### Material shown ###
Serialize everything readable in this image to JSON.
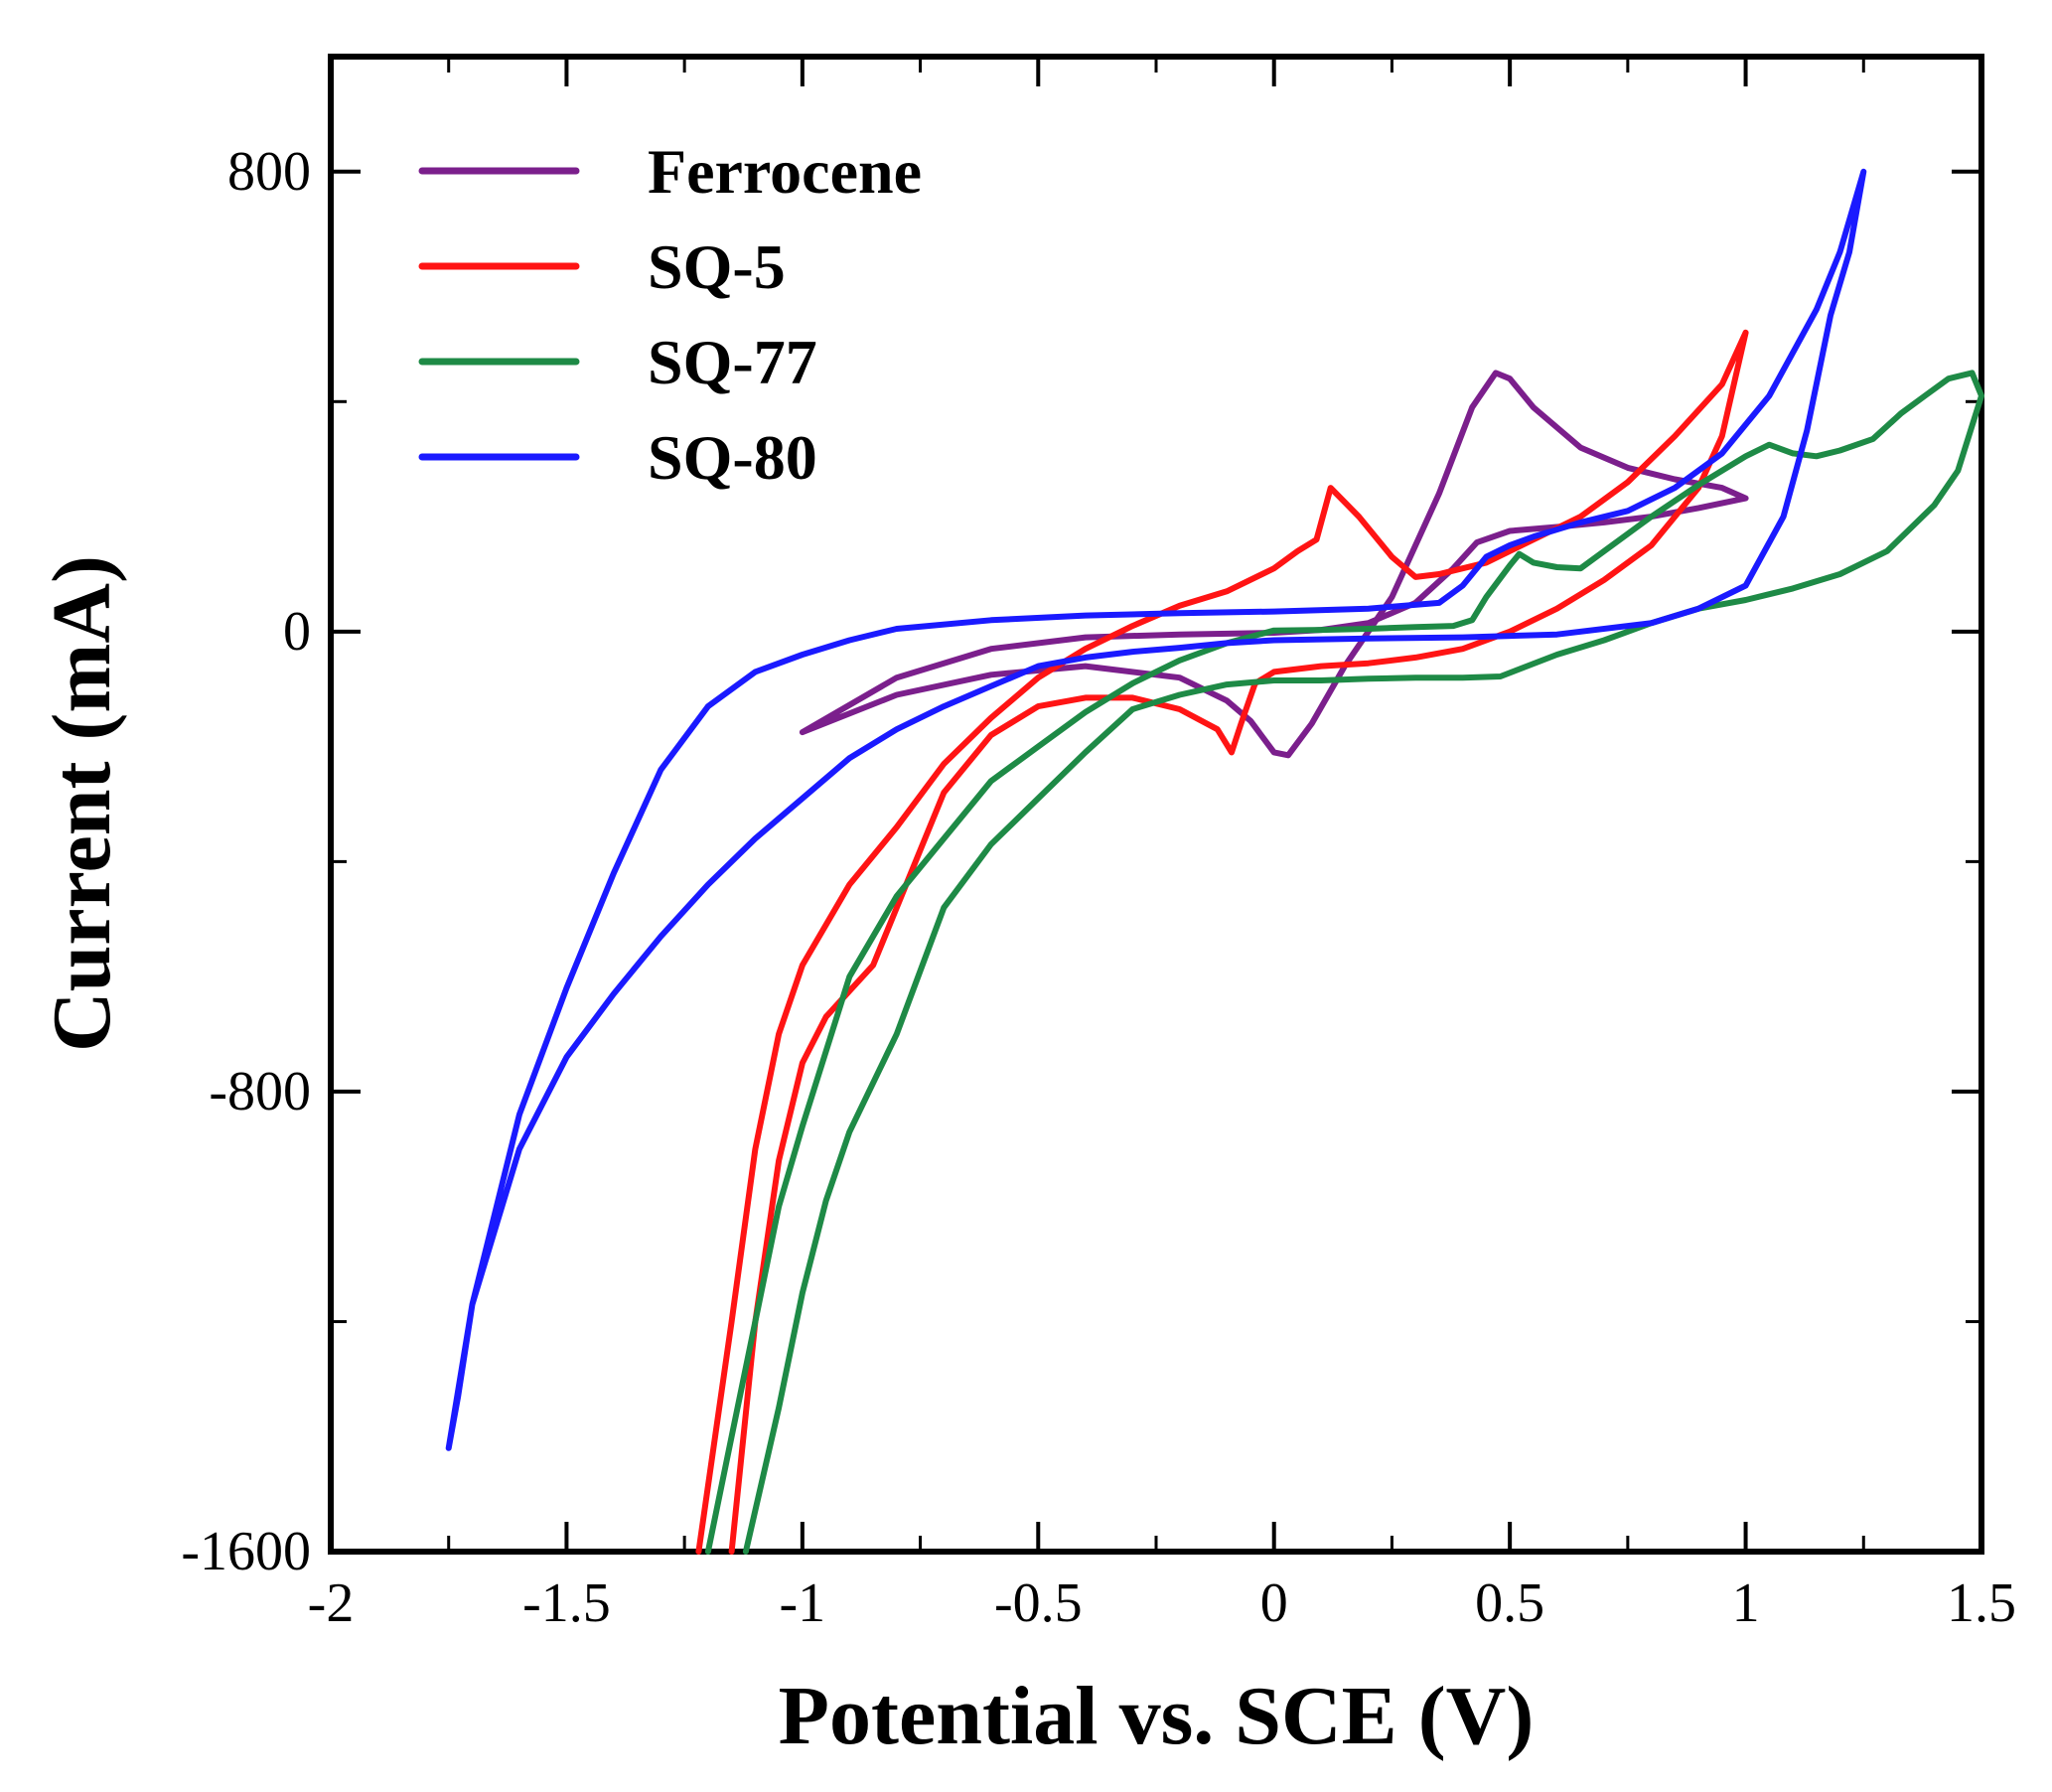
{
  "chart_data": {
    "type": "line",
    "title": "",
    "xlabel": "Potential vs. SCE (V)",
    "ylabel": "Current (mA)",
    "xlim": [
      -2,
      1.5
    ],
    "ylim": [
      -1600,
      1000
    ],
    "xticks": [
      -2,
      -1.5,
      -1,
      -0.5,
      0,
      0.5,
      1,
      1.5
    ],
    "xtick_labels": [
      "-2",
      "-1.5",
      "-1",
      "-0.5",
      "0",
      "0.5",
      "1",
      "1.5"
    ],
    "yticks": [
      -1600,
      -800,
      0,
      800
    ],
    "ytick_labels": [
      "-1600",
      "-800",
      "0",
      "800"
    ],
    "y_minor_ticks": [
      -1200,
      -400,
      400
    ],
    "grid": false,
    "legend_position": "top-left",
    "series": [
      {
        "name": "Ferrocene",
        "color": "#7b1f8c",
        "points": [
          [
            -1.0,
            -175
          ],
          [
            -0.8,
            -110
          ],
          [
            -0.6,
            -75
          ],
          [
            -0.4,
            -60
          ],
          [
            -0.2,
            -80
          ],
          [
            -0.1,
            -120
          ],
          [
            -0.05,
            -155
          ],
          [
            0.0,
            -210
          ],
          [
            0.03,
            -215
          ],
          [
            0.08,
            -160
          ],
          [
            0.15,
            -60
          ],
          [
            0.25,
            60
          ],
          [
            0.35,
            240
          ],
          [
            0.42,
            390
          ],
          [
            0.47,
            450
          ],
          [
            0.5,
            440
          ],
          [
            0.55,
            390
          ],
          [
            0.65,
            320
          ],
          [
            0.75,
            285
          ],
          [
            0.85,
            265
          ],
          [
            0.95,
            250
          ],
          [
            1.0,
            232
          ],
          [
            0.9,
            215
          ],
          [
            0.8,
            200
          ],
          [
            0.7,
            190
          ],
          [
            0.6,
            182
          ],
          [
            0.5,
            175
          ],
          [
            0.43,
            155
          ],
          [
            0.38,
            110
          ],
          [
            0.3,
            50
          ],
          [
            0.2,
            15
          ],
          [
            0.1,
            3
          ],
          [
            0.0,
            -2
          ],
          [
            -0.2,
            -5
          ],
          [
            -0.4,
            -10
          ],
          [
            -0.6,
            -30
          ],
          [
            -0.8,
            -80
          ],
          [
            -1.0,
            -175
          ]
        ]
      },
      {
        "name": "SQ-5",
        "color": "#ff1414",
        "points": [
          [
            -1.15,
            -1600
          ],
          [
            -1.1,
            -1200
          ],
          [
            -1.05,
            -920
          ],
          [
            -1.0,
            -750
          ],
          [
            -0.95,
            -670
          ],
          [
            -0.9,
            -625
          ],
          [
            -0.85,
            -580
          ],
          [
            -0.8,
            -480
          ],
          [
            -0.7,
            -280
          ],
          [
            -0.6,
            -180
          ],
          [
            -0.5,
            -130
          ],
          [
            -0.4,
            -115
          ],
          [
            -0.3,
            -115
          ],
          [
            -0.2,
            -135
          ],
          [
            -0.12,
            -170
          ],
          [
            -0.09,
            -210
          ],
          [
            -0.07,
            -160
          ],
          [
            -0.04,
            -90
          ],
          [
            0.0,
            -70
          ],
          [
            0.1,
            -60
          ],
          [
            0.2,
            -55
          ],
          [
            0.3,
            -45
          ],
          [
            0.4,
            -30
          ],
          [
            0.5,
            0
          ],
          [
            0.6,
            40
          ],
          [
            0.7,
            90
          ],
          [
            0.8,
            150
          ],
          [
            0.9,
            250
          ],
          [
            0.95,
            340
          ],
          [
            1.0,
            520
          ],
          [
            0.95,
            430
          ],
          [
            0.85,
            340
          ],
          [
            0.75,
            260
          ],
          [
            0.65,
            200
          ],
          [
            0.55,
            160
          ],
          [
            0.5,
            140
          ],
          [
            0.45,
            120
          ],
          [
            0.4,
            110
          ],
          [
            0.35,
            100
          ],
          [
            0.3,
            95
          ],
          [
            0.25,
            130
          ],
          [
            0.18,
            200
          ],
          [
            0.12,
            250
          ],
          [
            0.09,
            160
          ],
          [
            0.05,
            140
          ],
          [
            0.0,
            110
          ],
          [
            -0.1,
            70
          ],
          [
            -0.2,
            45
          ],
          [
            -0.3,
            10
          ],
          [
            -0.4,
            -30
          ],
          [
            -0.5,
            -80
          ],
          [
            -0.6,
            -150
          ],
          [
            -0.7,
            -230
          ],
          [
            -0.8,
            -340
          ],
          [
            -0.9,
            -440
          ],
          [
            -1.0,
            -580
          ],
          [
            -1.05,
            -700
          ],
          [
            -1.1,
            -900
          ],
          [
            -1.15,
            -1200
          ],
          [
            -1.22,
            -1600
          ]
        ]
      },
      {
        "name": "SQ-77",
        "color": "#1e8a46",
        "points": [
          [
            -1.12,
            -1600
          ],
          [
            -1.05,
            -1350
          ],
          [
            -1.0,
            -1150
          ],
          [
            -0.95,
            -990
          ],
          [
            -0.9,
            -870
          ],
          [
            -0.8,
            -700
          ],
          [
            -0.7,
            -480
          ],
          [
            -0.6,
            -370
          ],
          [
            -0.5,
            -290
          ],
          [
            -0.4,
            -210
          ],
          [
            -0.3,
            -135
          ],
          [
            -0.2,
            -110
          ],
          [
            -0.1,
            -92
          ],
          [
            0.0,
            -85
          ],
          [
            0.1,
            -85
          ],
          [
            0.2,
            -82
          ],
          [
            0.3,
            -80
          ],
          [
            0.4,
            -80
          ],
          [
            0.48,
            -78
          ],
          [
            0.6,
            -40
          ],
          [
            0.7,
            -15
          ],
          [
            0.8,
            15
          ],
          [
            0.9,
            40
          ],
          [
            1.0,
            55
          ],
          [
            1.1,
            75
          ],
          [
            1.2,
            100
          ],
          [
            1.3,
            140
          ],
          [
            1.4,
            220
          ],
          [
            1.45,
            280
          ],
          [
            1.5,
            410
          ],
          [
            1.48,
            450
          ],
          [
            1.43,
            440
          ],
          [
            1.38,
            410
          ],
          [
            1.33,
            380
          ],
          [
            1.27,
            335
          ],
          [
            1.2,
            315
          ],
          [
            1.15,
            305
          ],
          [
            1.1,
            310
          ],
          [
            1.05,
            325
          ],
          [
            1.0,
            305
          ],
          [
            0.9,
            255
          ],
          [
            0.8,
            200
          ],
          [
            0.7,
            140
          ],
          [
            0.65,
            110
          ],
          [
            0.6,
            112
          ],
          [
            0.55,
            120
          ],
          [
            0.52,
            135
          ],
          [
            0.5,
            115
          ],
          [
            0.45,
            60
          ],
          [
            0.42,
            20
          ],
          [
            0.38,
            10
          ],
          [
            0.3,
            8
          ],
          [
            0.2,
            5
          ],
          [
            0.1,
            3
          ],
          [
            0.0,
            2
          ],
          [
            -0.1,
            -20
          ],
          [
            -0.2,
            -50
          ],
          [
            -0.3,
            -90
          ],
          [
            -0.4,
            -140
          ],
          [
            -0.5,
            -200
          ],
          [
            -0.6,
            -260
          ],
          [
            -0.7,
            -360
          ],
          [
            -0.8,
            -460
          ],
          [
            -0.9,
            -600
          ],
          [
            -1.0,
            -860
          ],
          [
            -1.05,
            -1000
          ],
          [
            -1.1,
            -1200
          ],
          [
            -1.15,
            -1400
          ],
          [
            -1.2,
            -1600
          ]
        ]
      },
      {
        "name": "SQ-80",
        "color": "#1a1aff",
        "points": [
          [
            -1.75,
            -1420
          ],
          [
            -1.7,
            -1170
          ],
          [
            -1.6,
            -900
          ],
          [
            -1.5,
            -740
          ],
          [
            -1.4,
            -630
          ],
          [
            -1.3,
            -530
          ],
          [
            -1.2,
            -440
          ],
          [
            -1.1,
            -360
          ],
          [
            -1.0,
            -290
          ],
          [
            -0.9,
            -220
          ],
          [
            -0.8,
            -170
          ],
          [
            -0.7,
            -130
          ],
          [
            -0.6,
            -95
          ],
          [
            -0.5,
            -60
          ],
          [
            -0.4,
            -45
          ],
          [
            -0.3,
            -35
          ],
          [
            -0.2,
            -28
          ],
          [
            -0.1,
            -20
          ],
          [
            0.0,
            -15
          ],
          [
            0.2,
            -12
          ],
          [
            0.4,
            -10
          ],
          [
            0.6,
            -5
          ],
          [
            0.8,
            15
          ],
          [
            0.9,
            40
          ],
          [
            1.0,
            80
          ],
          [
            1.08,
            200
          ],
          [
            1.13,
            350
          ],
          [
            1.18,
            550
          ],
          [
            1.22,
            660
          ],
          [
            1.25,
            800
          ],
          [
            1.2,
            660
          ],
          [
            1.15,
            560
          ],
          [
            1.05,
            410
          ],
          [
            0.95,
            310
          ],
          [
            0.85,
            250
          ],
          [
            0.75,
            210
          ],
          [
            0.65,
            190
          ],
          [
            0.55,
            165
          ],
          [
            0.5,
            150
          ],
          [
            0.45,
            130
          ],
          [
            0.4,
            80
          ],
          [
            0.35,
            50
          ],
          [
            0.2,
            40
          ],
          [
            0.0,
            35
          ],
          [
            -0.2,
            32
          ],
          [
            -0.4,
            28
          ],
          [
            -0.6,
            20
          ],
          [
            -0.8,
            5
          ],
          [
            -0.9,
            -15
          ],
          [
            -1.0,
            -40
          ],
          [
            -1.1,
            -70
          ],
          [
            -1.2,
            -130
          ],
          [
            -1.3,
            -240
          ],
          [
            -1.4,
            -420
          ],
          [
            -1.5,
            -620
          ],
          [
            -1.6,
            -840
          ],
          [
            -1.7,
            -1170
          ],
          [
            -1.73,
            -1330
          ],
          [
            -1.75,
            -1420
          ]
        ]
      }
    ]
  }
}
###
> [Given request]
Calculate how many lines of the material include the string "name", and state that number by itself.

> [Reply]
4